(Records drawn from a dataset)
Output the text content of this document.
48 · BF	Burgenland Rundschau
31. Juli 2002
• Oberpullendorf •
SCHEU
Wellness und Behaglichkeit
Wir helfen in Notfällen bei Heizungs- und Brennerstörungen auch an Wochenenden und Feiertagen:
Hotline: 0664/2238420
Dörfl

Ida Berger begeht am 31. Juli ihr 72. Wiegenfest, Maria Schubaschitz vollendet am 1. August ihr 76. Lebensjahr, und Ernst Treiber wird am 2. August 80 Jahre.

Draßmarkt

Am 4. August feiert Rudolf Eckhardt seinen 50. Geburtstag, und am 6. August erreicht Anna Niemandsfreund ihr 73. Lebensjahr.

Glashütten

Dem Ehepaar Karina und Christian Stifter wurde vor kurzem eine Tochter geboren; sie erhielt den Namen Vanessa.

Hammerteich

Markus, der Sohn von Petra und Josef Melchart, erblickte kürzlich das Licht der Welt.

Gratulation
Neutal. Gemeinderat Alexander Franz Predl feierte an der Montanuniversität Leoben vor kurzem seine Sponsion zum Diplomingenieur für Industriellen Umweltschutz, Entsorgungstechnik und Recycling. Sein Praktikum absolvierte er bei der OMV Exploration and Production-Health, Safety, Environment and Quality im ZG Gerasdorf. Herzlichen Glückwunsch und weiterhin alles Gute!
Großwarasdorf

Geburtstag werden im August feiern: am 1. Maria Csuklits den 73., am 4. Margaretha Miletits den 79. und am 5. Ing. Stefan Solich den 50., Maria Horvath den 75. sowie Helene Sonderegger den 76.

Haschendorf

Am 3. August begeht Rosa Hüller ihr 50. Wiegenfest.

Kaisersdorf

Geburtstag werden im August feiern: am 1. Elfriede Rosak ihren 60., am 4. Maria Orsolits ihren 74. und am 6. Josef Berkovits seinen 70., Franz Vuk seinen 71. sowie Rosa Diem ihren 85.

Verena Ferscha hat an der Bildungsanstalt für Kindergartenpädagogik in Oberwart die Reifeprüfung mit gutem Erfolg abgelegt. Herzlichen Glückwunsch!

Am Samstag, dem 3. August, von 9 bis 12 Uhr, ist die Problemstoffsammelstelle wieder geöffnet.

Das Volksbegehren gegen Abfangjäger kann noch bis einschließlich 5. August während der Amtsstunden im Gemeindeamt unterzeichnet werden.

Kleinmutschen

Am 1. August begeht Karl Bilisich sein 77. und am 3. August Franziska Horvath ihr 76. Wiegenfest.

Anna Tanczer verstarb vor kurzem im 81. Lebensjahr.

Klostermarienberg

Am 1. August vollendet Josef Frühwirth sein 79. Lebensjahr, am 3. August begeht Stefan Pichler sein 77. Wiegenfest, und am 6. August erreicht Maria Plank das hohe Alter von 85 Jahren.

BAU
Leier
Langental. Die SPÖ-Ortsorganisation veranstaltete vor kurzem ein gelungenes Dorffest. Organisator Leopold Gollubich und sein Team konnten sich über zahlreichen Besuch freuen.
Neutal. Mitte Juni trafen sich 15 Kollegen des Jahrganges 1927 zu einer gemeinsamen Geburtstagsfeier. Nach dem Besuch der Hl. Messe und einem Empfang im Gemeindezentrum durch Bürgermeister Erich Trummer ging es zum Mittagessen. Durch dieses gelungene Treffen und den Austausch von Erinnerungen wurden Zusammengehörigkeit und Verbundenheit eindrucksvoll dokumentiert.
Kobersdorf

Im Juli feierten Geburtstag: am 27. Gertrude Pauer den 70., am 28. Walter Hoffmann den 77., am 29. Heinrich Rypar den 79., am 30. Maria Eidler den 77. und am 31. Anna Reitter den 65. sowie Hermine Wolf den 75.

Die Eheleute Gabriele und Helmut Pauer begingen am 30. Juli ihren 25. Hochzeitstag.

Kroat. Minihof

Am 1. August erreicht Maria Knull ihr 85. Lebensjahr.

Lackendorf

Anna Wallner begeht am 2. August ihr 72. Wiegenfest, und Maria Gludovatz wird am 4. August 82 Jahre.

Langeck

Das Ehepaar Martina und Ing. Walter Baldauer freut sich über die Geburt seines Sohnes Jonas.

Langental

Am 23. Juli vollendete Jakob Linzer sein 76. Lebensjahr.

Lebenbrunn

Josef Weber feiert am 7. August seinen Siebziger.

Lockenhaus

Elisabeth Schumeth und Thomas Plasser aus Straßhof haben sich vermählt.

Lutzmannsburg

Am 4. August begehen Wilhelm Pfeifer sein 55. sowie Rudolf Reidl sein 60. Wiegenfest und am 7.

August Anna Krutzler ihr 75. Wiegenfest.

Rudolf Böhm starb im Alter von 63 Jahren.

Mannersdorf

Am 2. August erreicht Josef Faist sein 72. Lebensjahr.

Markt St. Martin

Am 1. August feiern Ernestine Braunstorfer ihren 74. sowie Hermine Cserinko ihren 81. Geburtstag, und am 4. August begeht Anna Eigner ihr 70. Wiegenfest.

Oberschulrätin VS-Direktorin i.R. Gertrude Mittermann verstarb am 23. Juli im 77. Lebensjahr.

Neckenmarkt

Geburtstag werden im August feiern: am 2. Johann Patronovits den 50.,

**TASK GOAL:** Every word in the records must appear in your copy exactly as it does above.

**ANSWER TO THIS EXERCISE:**
Output the text content of this document.
48 · BF	Burgenland Rundschau
31. Juli 2002
• Oberpullendorf •
SCHEU
Wellness und Behaglichkeit
Wir helfen in Notfällen bei Heizungs- und Brennerstörungen auch an Wochenenden und Feiertagen:
Hotline: 0664/2238420
Dörfl

Ida Berger begeht am 31. Juli ihr 72. Wiegenfest, Maria Schubaschitz vollendet am 1. August ihr 76. Lebensjahr, und Ernst Treiber wird am 2. August 80 Jahre.

Draßmarkt

Am 4. August feiert Rudolf Eckhardt seinen 50. Geburtstag, und am 6. August erreicht Anna Niemandsfreund ihr 73. Lebensjahr.

Glashütten

Dem Ehepaar Karina und Christian Stifter wurde vor kurzem eine Tochter geboren; sie erhielt den Namen Vanessa.

Hammerteich

Markus, der Sohn von Petra und Josef Melchart, erblickte kürzlich das Licht der Welt.

Gratulation
Neutal. Gemeinderat Alexander Franz Predl feierte an der Montanuniversität Leoben vor kurzem seine Sponsion zum Diplomingenieur für Industriellen Umweltschutz, Entsorgungstechnik und Recycling. Sein Praktikum absolvierte er bei der OMV Exploration and Production-Health, Safety, Environment and Quality im ZG Gerasdorf. Herzlichen Glückwunsch und weiterhin alles Gute!
Großwarasdorf

Geburtstag werden im August feiern: am 1. Maria Csuklits den 73., am 4. Margaretha Miletits den 79. und am 5. Ing. Stefan Solich den 50., Maria Horvath den 75. sowie Helene Sonderegger den 76.

Haschendorf

Am 3. August begeht Rosa Hüller ihr 50. Wiegenfest.

Kaisersdorf

Geburtstag werden im August feiern: am 1. Elfriede Rosak ihren 60., am 4. Maria Orsolits ihren 74. und am 6. Josef Berkovits seinen 70., Franz Vuk seinen 71. sowie Rosa Diem ihren 85.

Verena Ferscha hat an der Bildungsanstalt für Kindergartenpädagogik in Oberwart die Reifeprüfung mit gutem Erfolg abgelegt. Herzlichen Glückwunsch!

Am Samstag, dem 3. August, von 9 bis 12 Uhr, ist die Problemstoffsammelstelle wieder geöffnet.

Das Volksbegehren gegen Abfangjäger kann noch bis einschließlich 5. August während der Amtsstunden im Gemeindeamt unterzeichnet werden.

Kleinmutschen

Am 1. August begeht Karl Bilisich sein 77. und am 3. August Franziska Horvath ihr 76. Wiegenfest.

Anna Tanczer verstarb vor kurzem im 81. Lebensjahr.

Klostermarienberg

Am 1. August vollendet Josef Frühwirth sein 79. Lebensjahr, am 3. August begeht Stefan Pichler sein 77. Wiegenfest, und am 6. August erreicht Maria Plank das hohe Alter von 85 Jahren.

BAU
Leier
Langental. Die SPÖ-Ortsorganisation veranstaltete vor kurzem ein gelungenes Dorffest. Organisator Leopold Gollubich und sein Team konnten sich über zahlreichen Besuch freuen.
Neutal. Mitte Juni trafen sich 15 Kollegen des Jahrganges 1927 zu einer gemeinsamen Geburtstagsfeier. Nach dem Besuch der Hl. Messe und einem Empfang im Gemeindezentrum durch Bürgermeister Erich Trummer ging es zum Mittagessen. Durch dieses gelungene Treffen und den Austausch von Erinnerungen wurden Zusammengehörigkeit und Verbundenheit eindrucksvoll dokumentiert.
Kobersdorf

Im Juli feierten Geburtstag: am 27. Gertrude Pauer den 70., am 28. Walter Hoffmann den 77., am 29. Heinrich Rypar den 79., am 30. Maria Eidler den 77. und am 31. Anna Reitter den 65. sowie Hermine Wolf den 75.

Die Eheleute Gabriele und Helmut Pauer begingen am 30. Juli ihren 25. Hochzeitstag.

Kroat. Minihof

Am 1. August erreicht Maria Knull ihr 85. Lebensjahr.

Lackendorf

Anna Wallner begeht am 2. August ihr 72. Wiegenfest, und Maria Gludovatz wird am 4. August 82 Jahre.

Langeck

Das Ehepaar Martina und Ing. Walter Baldauer freut sich über die Geburt seines Sohnes Jonas.

Langental

Am 23. Juli vollendete Jakob Linzer sein 76. Lebensjahr.

Lebenbrunn

Josef Weber feiert am 7. August seinen Siebziger.

Lockenhaus

Elisabeth Schumeth und Thomas Plasser aus Straßhof haben sich vermählt.

Lutzmannsburg

Am 4. August begehen Wilhelm Pfeifer sein 55. sowie Rudolf Reidl sein 60. Wiegenfest und am 7.

August Anna Krutzler ihr 75. Wiegenfest.

Rudolf Böhm starb im Alter von 63 Jahren.

Mannersdorf

Am 2. August erreicht Josef Faist sein 72. Lebensjahr.

Markt St. Martin

Am 1. August feiern Ernestine Braunstorfer ihren 74. sowie Hermine Cserinko ihren 81. Geburtstag, und am 4. August begeht Anna Eigner ihr 70. Wiegenfest.

Oberschulrätin VS-Direktorin i.R. Gertrude Mittermann verstarb am 23. Juli im 77. Lebensjahr.

Neckenmarkt

Geburtstag werden im August feiern: am 2. Johann Patronovits den 50.,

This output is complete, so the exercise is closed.